GIVEN INFORMATION —

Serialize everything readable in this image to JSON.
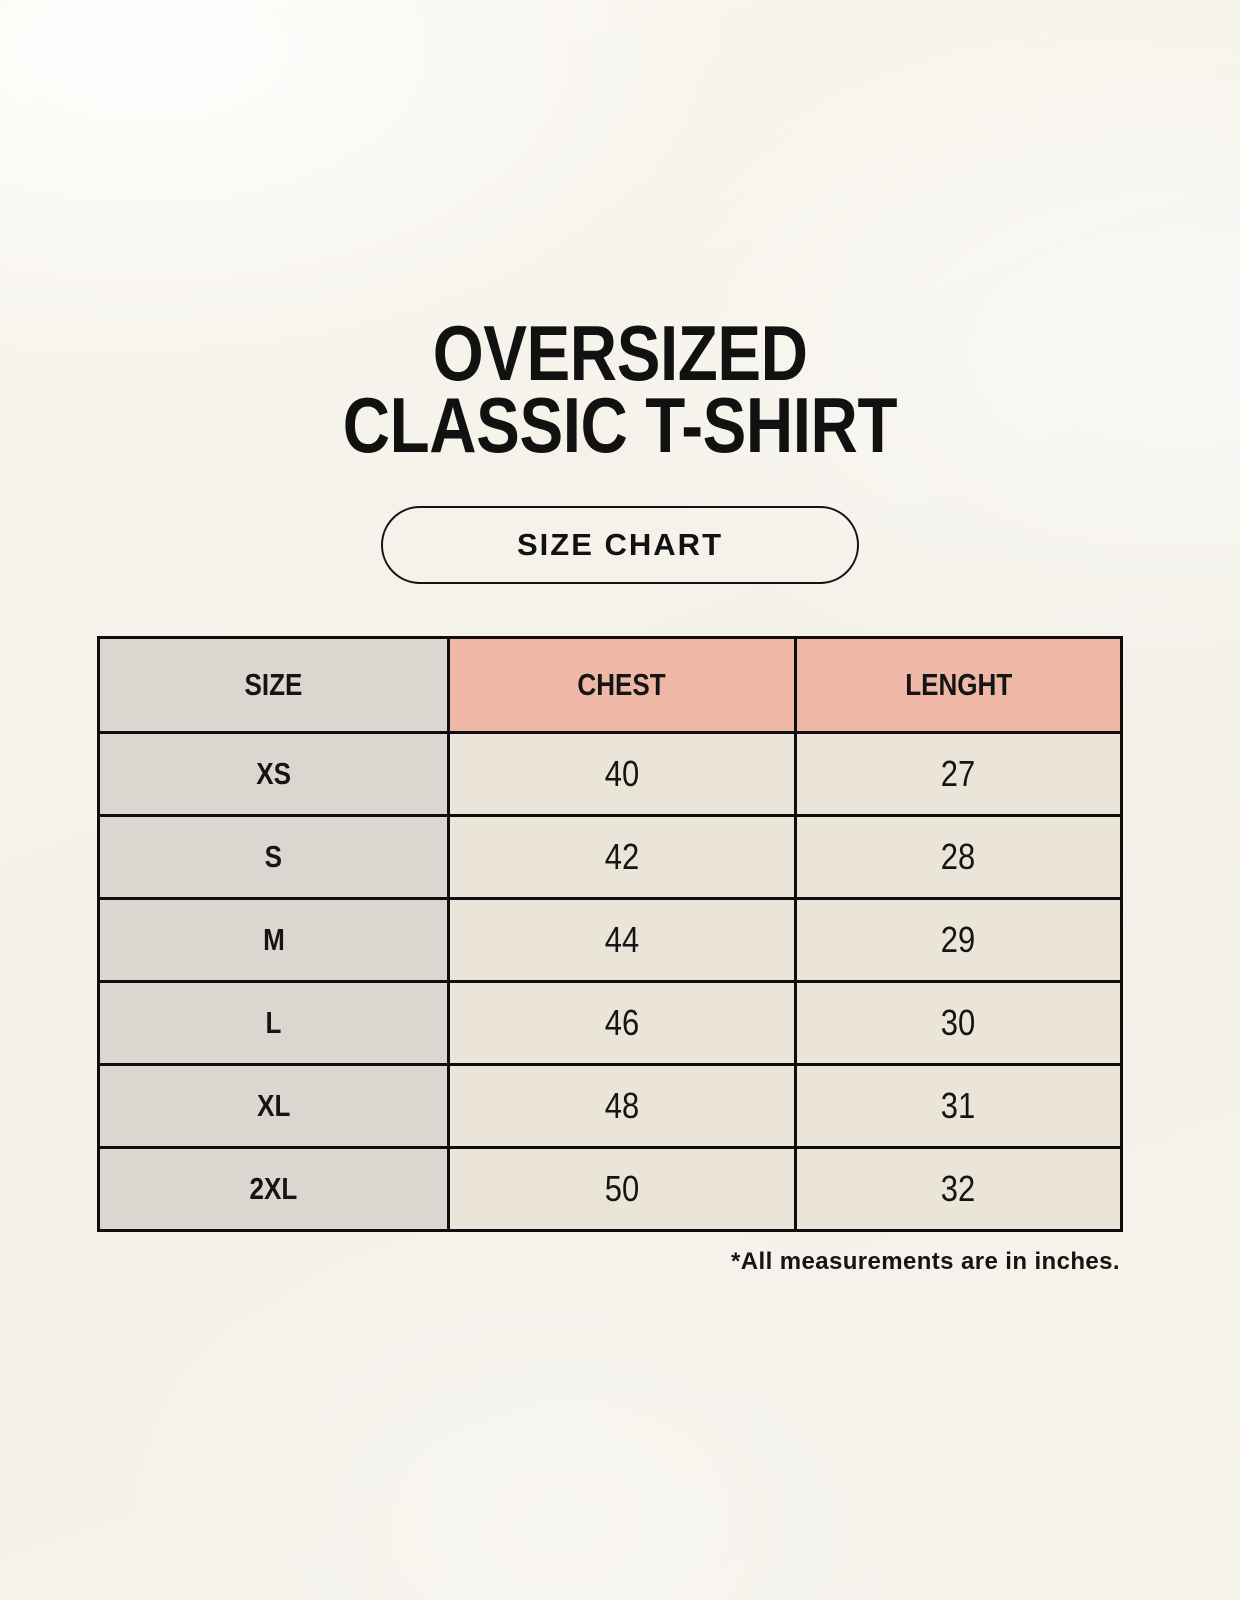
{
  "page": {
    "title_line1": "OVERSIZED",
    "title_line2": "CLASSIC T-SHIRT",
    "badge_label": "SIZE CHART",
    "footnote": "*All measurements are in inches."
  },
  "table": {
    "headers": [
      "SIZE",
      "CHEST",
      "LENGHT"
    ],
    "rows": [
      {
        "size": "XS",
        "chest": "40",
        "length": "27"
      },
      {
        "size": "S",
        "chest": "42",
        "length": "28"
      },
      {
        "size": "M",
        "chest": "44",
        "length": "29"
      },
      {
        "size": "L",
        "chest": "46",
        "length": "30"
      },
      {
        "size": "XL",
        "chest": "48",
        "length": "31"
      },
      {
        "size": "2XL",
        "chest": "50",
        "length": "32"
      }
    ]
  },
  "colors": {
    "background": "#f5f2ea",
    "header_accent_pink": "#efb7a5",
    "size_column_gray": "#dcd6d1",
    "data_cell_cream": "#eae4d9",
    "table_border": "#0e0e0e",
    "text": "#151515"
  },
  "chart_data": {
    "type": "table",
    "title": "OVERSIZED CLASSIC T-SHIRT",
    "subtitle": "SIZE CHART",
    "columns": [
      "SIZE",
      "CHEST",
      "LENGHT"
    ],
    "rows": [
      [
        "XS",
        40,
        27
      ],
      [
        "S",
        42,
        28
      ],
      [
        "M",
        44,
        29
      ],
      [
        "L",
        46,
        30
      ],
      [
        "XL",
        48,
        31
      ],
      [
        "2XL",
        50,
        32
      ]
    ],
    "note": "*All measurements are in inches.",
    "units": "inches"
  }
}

EXERCISE PROMPT —
Using the material above, copy every line in which the string "SHIRT" occurs.

RESULT BELOW —
    "title_line2": "CLASSIC T-SHIRT",
    "title": "OVERSIZED CLASSIC T-SHIRT",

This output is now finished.